— begin —
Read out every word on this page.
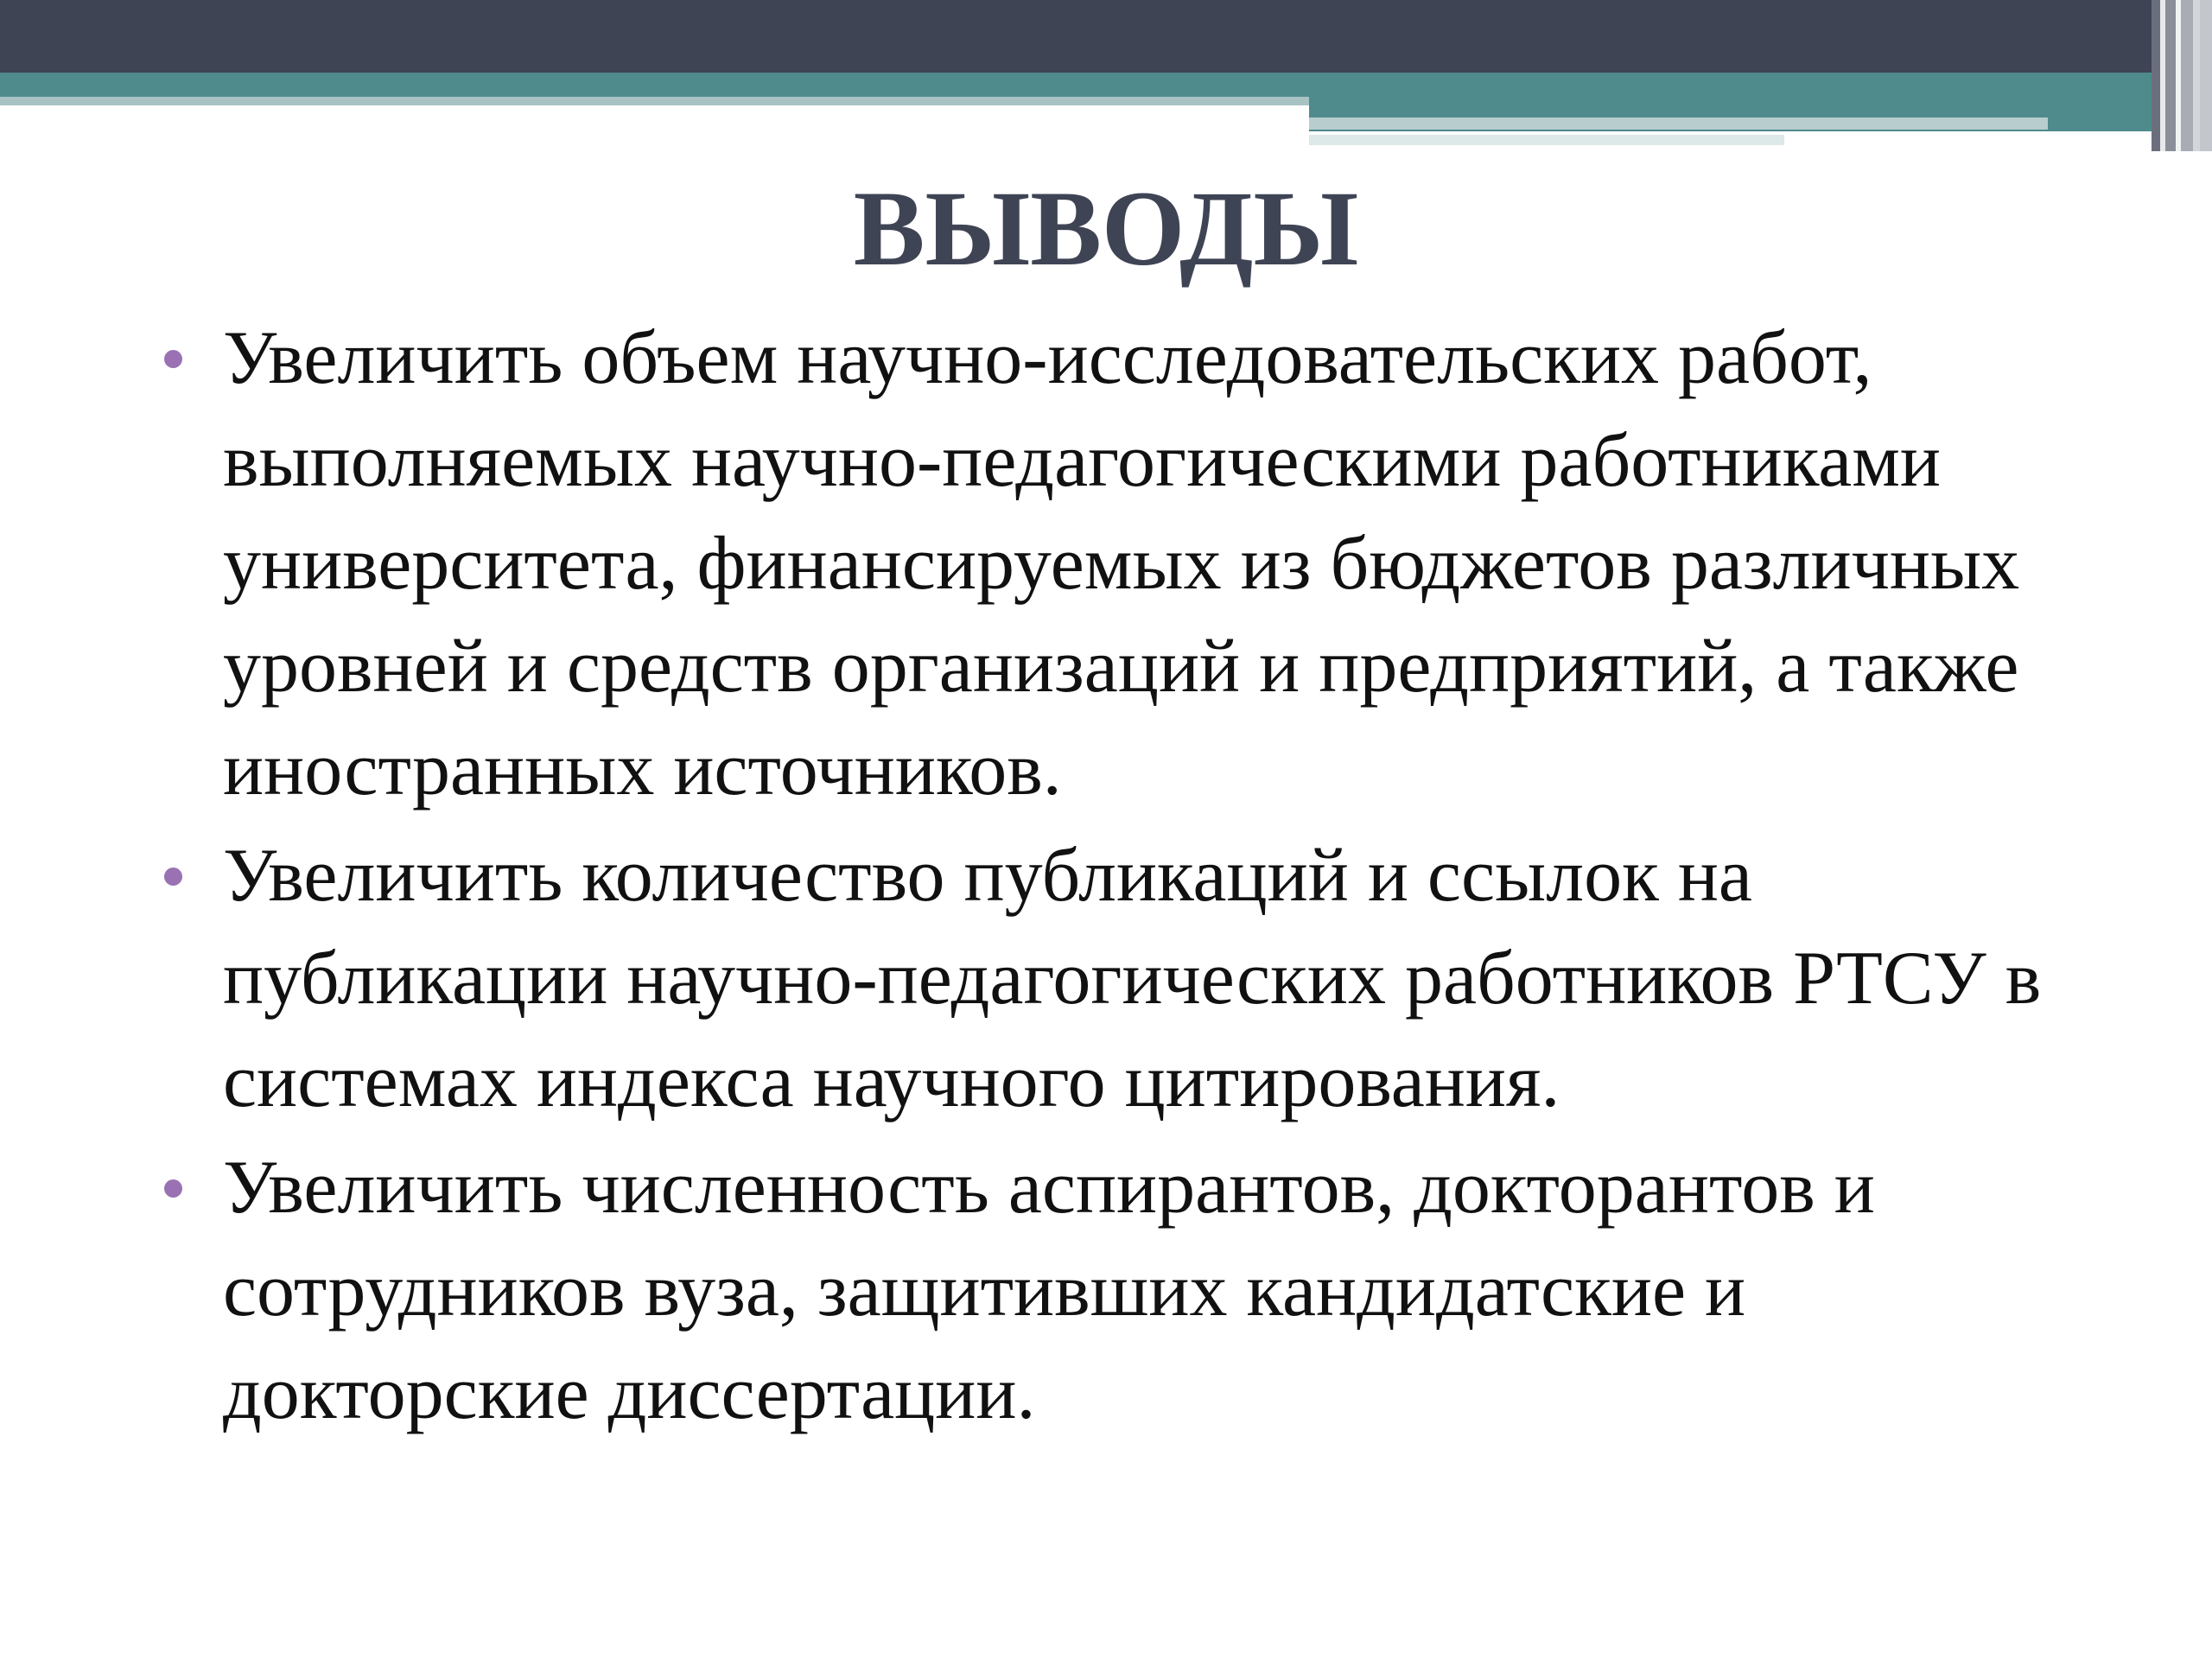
ВЫВОДЫ
Увеличить объем научно-исследовательских работ, выполняемых научно-педагогическими работниками университета, финансируемых из бюджетов различных уровней и средств организаций и предприятий, а также иностранных источников.
Увеличить количество публикаций и ссылок на публикации научно-педагогических работников РТСУ в системах индекса научного цитирования.
Увеличить численность аспирантов, докторантов и сотрудников вуза, защитивших кандидатские и докторские диссертации.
— end —
> WORK TO BE COMPLETED: Repeat all the data as it stands, dropping any images it holds.

> SOLUTION BELOW:
Read out every word on this page.
ВЫВОДЫ
Увеличить объем научно-исследовательских работ, выполняемых научно-педагогическими работниками университета, финансируемых из бюджетов различных уровней и средств организаций и предприятий, а также иностранных источников.
Увеличить количество публикаций и ссылок на публикации научно-педагогических работников РТСУ в системах индекса научного цитирования.
Увеличить численность аспирантов, докторантов и сотрудников вуза, защитивших кандидатские и докторские диссертации.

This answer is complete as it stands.